━━━ The data

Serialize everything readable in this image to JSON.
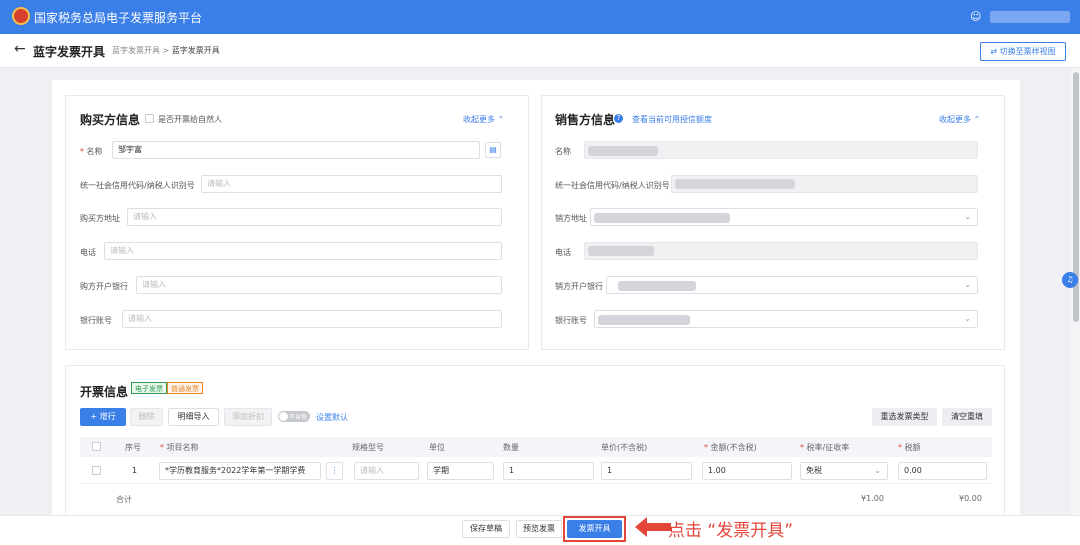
{
  "app": {
    "title": "国家税务总局电子发票服务平台"
  },
  "header": {
    "back_icon": "←",
    "page_title": "蓝字发票开具",
    "breadcrumb_parent": "蓝字发票开具",
    "breadcrumb_sep": ">",
    "breadcrumb_current": "蓝字发票开具",
    "switch_label": "切换至票样视图",
    "user_icon": "user-icon"
  },
  "buyer": {
    "title": "购买方信息",
    "natural_person_label": "是否开票给自然人",
    "collapse_label": "收起更多 ⌃",
    "name_label": "名称",
    "name_value": "邹宇富",
    "taxid_label": "统一社会信用代码/纳税人识别号",
    "taxid_placeholder": "请输入",
    "address_label": "购买方地址",
    "address_placeholder": "请输入",
    "phone_label": "电话",
    "phone_placeholder": "请输入",
    "bank_label": "购方开户银行",
    "bank_placeholder": "请输入",
    "account_label": "银行账号",
    "account_placeholder": "请输入"
  },
  "seller": {
    "title": "销售方信息",
    "credit_link": "查看当前可用授信额度",
    "collapse_label": "收起更多 ⌃",
    "name_label": "名称",
    "taxid_label": "统一社会信用代码/纳税人识别号",
    "address_label": "销方地址",
    "phone_label": "电话",
    "bank_label": "销方开户银行",
    "account_label": "银行账号"
  },
  "invoice": {
    "title": "开票信息",
    "tag_electronic": "电子发票",
    "tag_ordinary": "普通发票",
    "buttons": {
      "add_row": "+ 增行",
      "delete": "删除",
      "import_detail": "明细导入",
      "add_discount": "添加折扣",
      "tax_inclusive_toggle": "不含税",
      "set_default": "设置默认",
      "reselect_type": "重选发票类型",
      "clear_refill": "清空重填"
    },
    "columns": [
      "序号",
      "项目名称",
      "规格型号",
      "单位",
      "数量",
      "单价(不含税)",
      "金额(不含税)",
      "税率/征收率",
      "税额"
    ],
    "row": {
      "index": "1",
      "item_name": "*学历教育服务*2022学年第一学期学费",
      "spec_placeholder": "请输入",
      "unit": "学期",
      "quantity": "1",
      "unit_price": "1",
      "amount": "1.00",
      "tax_rate": "免税",
      "tax_amount": "0.00"
    },
    "total_label": "合计",
    "total_amount": "¥1.00",
    "total_tax": "¥0.00"
  },
  "footer": {
    "save_draft": "保存草稿",
    "preview": "预览发票",
    "issue": "发票开具"
  },
  "annotation": {
    "text": "点击 “发票开具”"
  },
  "colors": {
    "primary": "#3a7ee8",
    "annotation": "#e5463a"
  }
}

━━━━━━

▶ _Problem statement_: The pictures in the entries should be left out; output everything else exactly.

▶ _Task solution_:
Serialize everything readable in this image to JSON.
{
  "app": {
    "title": "国家税务总局电子发票服务平台"
  },
  "header": {
    "back_icon": "←",
    "page_title": "蓝字发票开具",
    "breadcrumb_parent": "蓝字发票开具",
    "breadcrumb_sep": ">",
    "breadcrumb_current": "蓝字发票开具",
    "switch_label": "切换至票样视图",
    "user_icon": "user-icon"
  },
  "buyer": {
    "title": "购买方信息",
    "natural_person_label": "是否开票给自然人",
    "collapse_label": "收起更多 ⌃",
    "name_label": "名称",
    "name_value": "邹宇富",
    "taxid_label": "统一社会信用代码/纳税人识别号",
    "taxid_placeholder": "请输入",
    "address_label": "购买方地址",
    "address_placeholder": "请输入",
    "phone_label": "电话",
    "phone_placeholder": "请输入",
    "bank_label": "购方开户银行",
    "bank_placeholder": "请输入",
    "account_label": "银行账号",
    "account_placeholder": "请输入"
  },
  "seller": {
    "title": "销售方信息",
    "credit_link": "查看当前可用授信额度",
    "collapse_label": "收起更多 ⌃",
    "name_label": "名称",
    "taxid_label": "统一社会信用代码/纳税人识别号",
    "address_label": "销方地址",
    "phone_label": "电话",
    "bank_label": "销方开户银行",
    "account_label": "银行账号"
  },
  "invoice": {
    "title": "开票信息",
    "tag_electronic": "电子发票",
    "tag_ordinary": "普通发票",
    "buttons": {
      "add_row": "+ 增行",
      "delete": "删除",
      "import_detail": "明细导入",
      "add_discount": "添加折扣",
      "tax_inclusive_toggle": "不含税",
      "set_default": "设置默认",
      "reselect_type": "重选发票类型",
      "clear_refill": "清空重填"
    },
    "columns": [
      "序号",
      "项目名称",
      "规格型号",
      "单位",
      "数量",
      "单价(不含税)",
      "金额(不含税)",
      "税率/征收率",
      "税额"
    ],
    "row": {
      "index": "1",
      "item_name": "*学历教育服务*2022学年第一学期学费",
      "spec_placeholder": "请输入",
      "unit": "学期",
      "quantity": "1",
      "unit_price": "1",
      "amount": "1.00",
      "tax_rate": "免税",
      "tax_amount": "0.00"
    },
    "total_label": "合计",
    "total_amount": "¥1.00",
    "total_tax": "¥0.00"
  },
  "footer": {
    "save_draft": "保存草稿",
    "preview": "预览发票",
    "issue": "发票开具"
  },
  "annotation": {
    "text": "点击 “发票开具”"
  },
  "colors": {
    "primary": "#3a7ee8",
    "annotation": "#e5463a"
  }
}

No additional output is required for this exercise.